• _BRANO ESTRATTO_:

V1 – G5
Mi alzo, trovo un geko in camera. Che ne sia scappato uno dai tubetti? Maledetto Rasmus! Esco a fare colazione con con Silvia – il bungalow accanto. Digitando il codice *491*01# >> Intenati, investo 10.000 TZS del mio credito telefonico ed ottengo traffico dati illimitato nel telefono per 10 giorni. La linea telefonica funziona in modo più che decente, considerato che siamo in un’area piuttosto isolata e considerate le mie aspettative.
Finalmente vado a fare la mia visita al sito. Per andare al main gate passiamo da un sentiero scorciatoia. La prima impressione è in parte diversa da quanto mi aspettassi. Tutto più “costruito”, incluso il parcheggio. Superato il cancello a forma di enormi ed assurde zanne di elefante incrociate a cui si passa sotto, c’è un largo spiazzo, poi inizia la foresta. Ci sono alcuni edifici: la biglietteria, una gendarmeria, e gli uffici amministrativi che si sviluppano attorno ad un giardino molto curato. Proseguendo dritti la strada inizia a salire e si trasforma nel sentiero principale che conduce alla montagna. All’inizio di questa strada, sul lato destra, sta il sito in cui dovremo costruire il VIC. Attualmente è ricoperto di alberi e vegetazione fittissima, e ci giocano i babbuini. Non riesco a farmi un’idea delle dimensioni o della morfologia del terreno.
Tornando verso il centre, ci fermiamo sotto un capannone Tanapa che è sulla strada e dove hanno recentemente trasportato il macchinario Hydraform che deve stampare i nostri blocchi. Non ho molto da aggiungere se non che è come da foto. Non è ancora funzionante, o meglio è in attesa di revisione da parte di un esperto di cui mi parlano ma che non so ancora chi sia.

• _ESERCIZI_:
1. Secondo il brano, quanto credito telefonico viene investito per avere traffico dati illimitato per 10 giorni?
2. Trasforma in una tabella Markdown con le colonne «Numero» e «Riga» tutto ciò che nell'elenco va dalla riga che contiene "Find all labels, buttons, inputs, and" giù fino alla riga che contiene "Title: Water CO2", entrambe comprese. Tralascia le righe vuote.

• _DATI ARCHIVIATI_:
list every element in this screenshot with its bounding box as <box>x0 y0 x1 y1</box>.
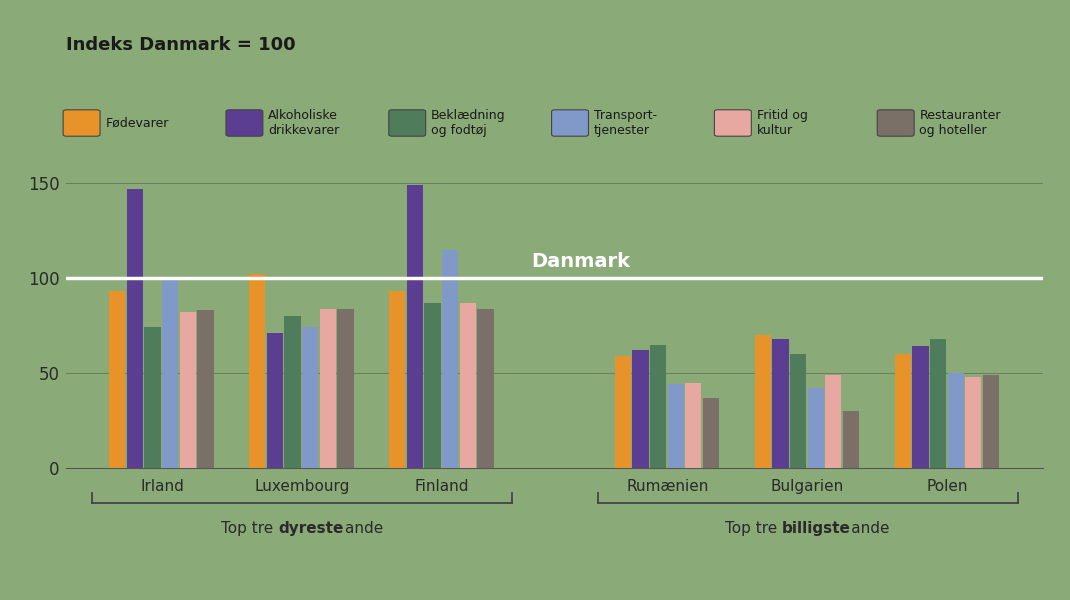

==

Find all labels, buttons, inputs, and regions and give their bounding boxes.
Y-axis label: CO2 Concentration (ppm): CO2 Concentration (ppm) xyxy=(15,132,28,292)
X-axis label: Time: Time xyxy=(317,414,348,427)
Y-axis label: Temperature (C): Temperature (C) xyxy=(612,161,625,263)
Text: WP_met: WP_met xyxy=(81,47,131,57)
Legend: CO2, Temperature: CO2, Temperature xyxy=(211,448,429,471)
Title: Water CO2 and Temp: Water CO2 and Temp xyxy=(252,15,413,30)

• _SOLUZIONI_:
1. 10.000 TZS.

2.
| Numero | Riga |
|---|---|
| 1 | Find all labels, buttons, inputs, and regions and give their bounding boxes. |
| 2 | Y-axis label: CO2 Concentration (ppm): CO2 Concentration (ppm) xyxy=(15,132,28,292) |
| 3 | X-axis label: Time: Time xyxy=(317,414,348,427) |
| 4 | Y-axis label: Temperature (C): Temperature (C) xyxy=(612,161,625,263) |
| 5 | Text: WP_met: WP_met xyxy=(81,47,131,57) |
| 6 | Legend: CO2, Temperature: CO2, Temperature xyxy=(211,448,429,471) |
| 7 | Title: Water CO2 and Temp: Water CO2 and Temp xyxy=(252,15,413,30) |